WHAT THE TASK REQUIRES => Transcribe the entries below exactly.

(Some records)
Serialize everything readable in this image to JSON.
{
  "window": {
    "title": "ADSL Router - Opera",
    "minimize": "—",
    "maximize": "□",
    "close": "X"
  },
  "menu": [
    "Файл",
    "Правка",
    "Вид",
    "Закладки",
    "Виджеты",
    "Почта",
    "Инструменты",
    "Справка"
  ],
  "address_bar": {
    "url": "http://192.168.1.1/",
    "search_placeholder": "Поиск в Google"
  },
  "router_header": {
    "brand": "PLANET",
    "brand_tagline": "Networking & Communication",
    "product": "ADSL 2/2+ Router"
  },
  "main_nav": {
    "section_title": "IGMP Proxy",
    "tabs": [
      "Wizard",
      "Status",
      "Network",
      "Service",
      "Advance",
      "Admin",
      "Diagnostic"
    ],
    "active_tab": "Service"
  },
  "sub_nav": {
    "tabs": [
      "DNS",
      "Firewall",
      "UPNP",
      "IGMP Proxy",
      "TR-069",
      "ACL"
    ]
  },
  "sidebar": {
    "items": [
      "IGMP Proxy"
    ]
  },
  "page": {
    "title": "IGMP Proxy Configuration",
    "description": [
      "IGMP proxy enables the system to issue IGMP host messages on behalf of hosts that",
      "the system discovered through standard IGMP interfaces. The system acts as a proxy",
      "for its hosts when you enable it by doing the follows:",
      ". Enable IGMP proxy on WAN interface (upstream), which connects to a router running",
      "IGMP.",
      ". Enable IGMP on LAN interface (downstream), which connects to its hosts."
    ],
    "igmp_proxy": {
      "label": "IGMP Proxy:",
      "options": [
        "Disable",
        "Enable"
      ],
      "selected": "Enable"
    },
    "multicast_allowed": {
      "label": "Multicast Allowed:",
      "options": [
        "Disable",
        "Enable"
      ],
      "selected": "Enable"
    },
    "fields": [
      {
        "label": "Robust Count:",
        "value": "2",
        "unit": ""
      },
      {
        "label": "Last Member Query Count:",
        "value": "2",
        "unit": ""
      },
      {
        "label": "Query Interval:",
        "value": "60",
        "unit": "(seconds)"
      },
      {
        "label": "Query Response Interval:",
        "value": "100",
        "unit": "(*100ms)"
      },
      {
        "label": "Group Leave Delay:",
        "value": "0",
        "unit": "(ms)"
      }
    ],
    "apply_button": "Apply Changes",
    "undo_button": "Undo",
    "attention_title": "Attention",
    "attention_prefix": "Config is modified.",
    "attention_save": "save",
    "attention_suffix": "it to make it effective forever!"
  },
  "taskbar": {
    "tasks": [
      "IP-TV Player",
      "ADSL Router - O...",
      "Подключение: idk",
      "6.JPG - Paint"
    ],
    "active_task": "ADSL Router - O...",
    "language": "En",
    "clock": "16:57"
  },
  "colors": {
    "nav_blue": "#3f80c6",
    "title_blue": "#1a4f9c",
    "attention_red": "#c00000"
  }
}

OUTPUT OF THE EXERCISE =>
Serialize everything readable in this image to JSON.
{
  "window": {
    "title": "ADSL Router - Opera",
    "minimize": "—",
    "maximize": "□",
    "close": "X"
  },
  "menu": [
    "Файл",
    "Правка",
    "Вид",
    "Закладки",
    "Виджеты",
    "Почта",
    "Инструменты",
    "Справка"
  ],
  "address_bar": {
    "url": "http://192.168.1.1/",
    "search_placeholder": "Поиск в Google"
  },
  "router_header": {
    "brand": "PLANET",
    "brand_tagline": "Networking & Communication",
    "product": "ADSL 2/2+ Router"
  },
  "main_nav": {
    "section_title": "IGMP Proxy",
    "tabs": [
      "Wizard",
      "Status",
      "Network",
      "Service",
      "Advance",
      "Admin",
      "Diagnostic"
    ],
    "active_tab": "Service"
  },
  "sub_nav": {
    "tabs": [
      "DNS",
      "Firewall",
      "UPNP",
      "IGMP Proxy",
      "TR-069",
      "ACL"
    ]
  },
  "sidebar": {
    "items": [
      "IGMP Proxy"
    ]
  },
  "page": {
    "title": "IGMP Proxy Configuration",
    "description": [
      "IGMP proxy enables the system to issue IGMP host messages on behalf of hosts that",
      "the system discovered through standard IGMP interfaces. The system acts as a proxy",
      "for its hosts when you enable it by doing the follows:",
      ". Enable IGMP proxy on WAN interface (upstream), which connects to a router running",
      "IGMP.",
      ". Enable IGMP on LAN interface (downstream), which connects to its hosts."
    ],
    "igmp_proxy": {
      "label": "IGMP Proxy:",
      "options": [
        "Disable",
        "Enable"
      ],
      "selected": "Enable"
    },
    "multicast_allowed": {
      "label": "Multicast Allowed:",
      "options": [
        "Disable",
        "Enable"
      ],
      "selected": "Enable"
    },
    "fields": [
      {
        "label": "Robust Count:",
        "value": "2",
        "unit": ""
      },
      {
        "label": "Last Member Query Count:",
        "value": "2",
        "unit": ""
      },
      {
        "label": "Query Interval:",
        "value": "60",
        "unit": "(seconds)"
      },
      {
        "label": "Query Response Interval:",
        "value": "100",
        "unit": "(*100ms)"
      },
      {
        "label": "Group Leave Delay:",
        "value": "0",
        "unit": "(ms)"
      }
    ],
    "apply_button": "Apply Changes",
    "undo_button": "Undo",
    "attention_title": "Attention",
    "attention_prefix": "Config is modified.",
    "attention_save": "save",
    "attention_suffix": "it to make it effective forever!"
  },
  "taskbar": {
    "tasks": [
      "IP-TV Player",
      "ADSL Router - O...",
      "Подключение: idk",
      "6.JPG - Paint"
    ],
    "active_task": "ADSL Router - O...",
    "language": "En",
    "clock": "16:57"
  },
  "colors": {
    "nav_blue": "#3f80c6",
    "title_blue": "#1a4f9c",
    "attention_red": "#c00000"
  }
}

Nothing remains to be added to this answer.